> [The problem]
In the listing below, locate the lines that hold the string "image". Copy those lines.

> [Data supplied]
•••

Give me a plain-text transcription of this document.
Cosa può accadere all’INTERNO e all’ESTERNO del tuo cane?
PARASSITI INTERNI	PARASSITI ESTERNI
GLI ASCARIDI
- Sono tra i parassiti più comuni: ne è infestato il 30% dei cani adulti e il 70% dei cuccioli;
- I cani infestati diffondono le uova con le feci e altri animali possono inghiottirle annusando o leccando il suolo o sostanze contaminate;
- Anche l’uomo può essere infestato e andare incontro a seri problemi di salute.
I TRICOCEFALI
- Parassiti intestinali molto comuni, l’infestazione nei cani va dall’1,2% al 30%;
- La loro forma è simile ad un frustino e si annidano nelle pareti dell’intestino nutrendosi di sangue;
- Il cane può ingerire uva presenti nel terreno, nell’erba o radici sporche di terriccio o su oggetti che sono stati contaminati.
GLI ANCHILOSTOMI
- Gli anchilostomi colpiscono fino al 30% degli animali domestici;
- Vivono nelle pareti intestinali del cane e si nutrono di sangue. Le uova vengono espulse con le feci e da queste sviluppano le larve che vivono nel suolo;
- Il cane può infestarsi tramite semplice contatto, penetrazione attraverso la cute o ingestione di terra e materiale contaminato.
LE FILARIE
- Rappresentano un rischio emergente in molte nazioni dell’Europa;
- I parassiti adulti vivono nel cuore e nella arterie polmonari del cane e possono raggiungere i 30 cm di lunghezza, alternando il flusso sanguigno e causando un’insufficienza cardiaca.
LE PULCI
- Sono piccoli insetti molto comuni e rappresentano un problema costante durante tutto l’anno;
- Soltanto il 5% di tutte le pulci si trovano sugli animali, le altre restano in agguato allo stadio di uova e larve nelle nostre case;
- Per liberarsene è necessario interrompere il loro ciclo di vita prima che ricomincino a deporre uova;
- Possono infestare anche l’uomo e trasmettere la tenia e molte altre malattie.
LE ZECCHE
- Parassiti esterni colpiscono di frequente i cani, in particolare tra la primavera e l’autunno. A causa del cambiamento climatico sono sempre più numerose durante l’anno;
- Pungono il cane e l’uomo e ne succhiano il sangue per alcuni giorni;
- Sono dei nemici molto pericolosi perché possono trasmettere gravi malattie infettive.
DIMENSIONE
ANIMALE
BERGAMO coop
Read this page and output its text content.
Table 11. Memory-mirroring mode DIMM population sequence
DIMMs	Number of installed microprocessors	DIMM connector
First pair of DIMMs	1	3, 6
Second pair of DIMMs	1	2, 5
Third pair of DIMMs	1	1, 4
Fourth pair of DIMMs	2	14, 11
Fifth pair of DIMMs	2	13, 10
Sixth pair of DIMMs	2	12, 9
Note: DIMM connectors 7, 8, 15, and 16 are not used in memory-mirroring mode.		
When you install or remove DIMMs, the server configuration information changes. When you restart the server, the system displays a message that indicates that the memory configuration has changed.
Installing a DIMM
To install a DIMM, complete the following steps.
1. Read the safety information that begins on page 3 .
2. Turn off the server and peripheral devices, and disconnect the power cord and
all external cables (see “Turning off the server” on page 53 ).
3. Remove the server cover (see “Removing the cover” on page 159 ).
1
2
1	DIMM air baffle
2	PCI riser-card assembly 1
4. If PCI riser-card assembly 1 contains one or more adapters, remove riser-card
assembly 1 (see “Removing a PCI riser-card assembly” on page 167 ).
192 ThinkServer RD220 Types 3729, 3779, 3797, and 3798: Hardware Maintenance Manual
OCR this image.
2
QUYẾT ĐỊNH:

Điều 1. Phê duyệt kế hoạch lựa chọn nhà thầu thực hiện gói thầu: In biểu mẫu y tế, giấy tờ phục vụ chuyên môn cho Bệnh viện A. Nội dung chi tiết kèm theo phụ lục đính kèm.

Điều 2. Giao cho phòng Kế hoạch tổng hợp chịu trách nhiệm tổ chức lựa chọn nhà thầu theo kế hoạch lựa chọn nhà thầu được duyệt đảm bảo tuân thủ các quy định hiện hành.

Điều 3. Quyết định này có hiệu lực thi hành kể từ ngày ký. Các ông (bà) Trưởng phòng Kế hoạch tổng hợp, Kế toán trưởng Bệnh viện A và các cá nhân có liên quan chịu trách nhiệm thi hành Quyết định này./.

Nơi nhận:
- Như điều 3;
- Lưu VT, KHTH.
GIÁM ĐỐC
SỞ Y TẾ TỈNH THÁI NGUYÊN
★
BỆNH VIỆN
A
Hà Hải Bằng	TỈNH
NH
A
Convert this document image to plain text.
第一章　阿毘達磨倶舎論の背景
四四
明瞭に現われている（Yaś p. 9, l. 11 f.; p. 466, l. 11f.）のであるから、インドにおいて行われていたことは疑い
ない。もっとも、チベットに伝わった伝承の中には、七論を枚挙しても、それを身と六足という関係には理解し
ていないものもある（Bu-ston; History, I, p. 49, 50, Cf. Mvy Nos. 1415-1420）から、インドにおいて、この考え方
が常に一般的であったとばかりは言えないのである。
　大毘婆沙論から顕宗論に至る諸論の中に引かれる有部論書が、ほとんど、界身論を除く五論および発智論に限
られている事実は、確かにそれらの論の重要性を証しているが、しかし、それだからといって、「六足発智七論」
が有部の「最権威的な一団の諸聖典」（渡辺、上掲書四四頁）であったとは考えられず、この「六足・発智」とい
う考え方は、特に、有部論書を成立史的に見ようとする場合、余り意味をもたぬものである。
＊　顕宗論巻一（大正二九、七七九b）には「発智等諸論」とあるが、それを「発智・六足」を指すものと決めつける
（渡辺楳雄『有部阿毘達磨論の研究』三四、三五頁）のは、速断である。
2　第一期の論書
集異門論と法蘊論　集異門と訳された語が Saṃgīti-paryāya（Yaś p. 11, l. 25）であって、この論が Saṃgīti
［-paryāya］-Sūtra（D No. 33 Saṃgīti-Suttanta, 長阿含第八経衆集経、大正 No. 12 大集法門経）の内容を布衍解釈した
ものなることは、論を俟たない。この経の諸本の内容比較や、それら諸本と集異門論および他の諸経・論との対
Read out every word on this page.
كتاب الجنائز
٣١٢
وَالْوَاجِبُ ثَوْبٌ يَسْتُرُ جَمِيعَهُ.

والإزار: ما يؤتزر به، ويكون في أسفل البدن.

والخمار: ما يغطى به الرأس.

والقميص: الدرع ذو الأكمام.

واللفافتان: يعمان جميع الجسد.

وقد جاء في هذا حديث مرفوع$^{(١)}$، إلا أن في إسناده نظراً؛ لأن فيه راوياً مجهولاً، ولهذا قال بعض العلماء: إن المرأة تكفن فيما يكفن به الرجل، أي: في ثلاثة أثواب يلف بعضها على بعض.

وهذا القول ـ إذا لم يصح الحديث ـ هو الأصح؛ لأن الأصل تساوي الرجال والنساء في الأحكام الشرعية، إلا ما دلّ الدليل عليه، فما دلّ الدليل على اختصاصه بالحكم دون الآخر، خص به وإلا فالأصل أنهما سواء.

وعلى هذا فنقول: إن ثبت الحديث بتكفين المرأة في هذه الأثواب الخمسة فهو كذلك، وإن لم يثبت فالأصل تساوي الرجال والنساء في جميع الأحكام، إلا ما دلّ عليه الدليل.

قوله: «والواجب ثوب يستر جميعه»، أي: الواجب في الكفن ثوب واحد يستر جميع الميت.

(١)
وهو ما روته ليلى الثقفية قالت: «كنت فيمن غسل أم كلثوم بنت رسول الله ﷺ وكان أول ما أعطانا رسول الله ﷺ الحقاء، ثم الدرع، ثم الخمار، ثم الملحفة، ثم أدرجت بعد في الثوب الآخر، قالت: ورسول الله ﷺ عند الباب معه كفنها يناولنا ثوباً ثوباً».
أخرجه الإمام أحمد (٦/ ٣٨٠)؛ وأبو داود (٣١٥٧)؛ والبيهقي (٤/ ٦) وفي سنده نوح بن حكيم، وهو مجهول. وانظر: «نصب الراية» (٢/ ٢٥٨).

•••

> [Result below]
OCR this image.
Convert this document image to plain text.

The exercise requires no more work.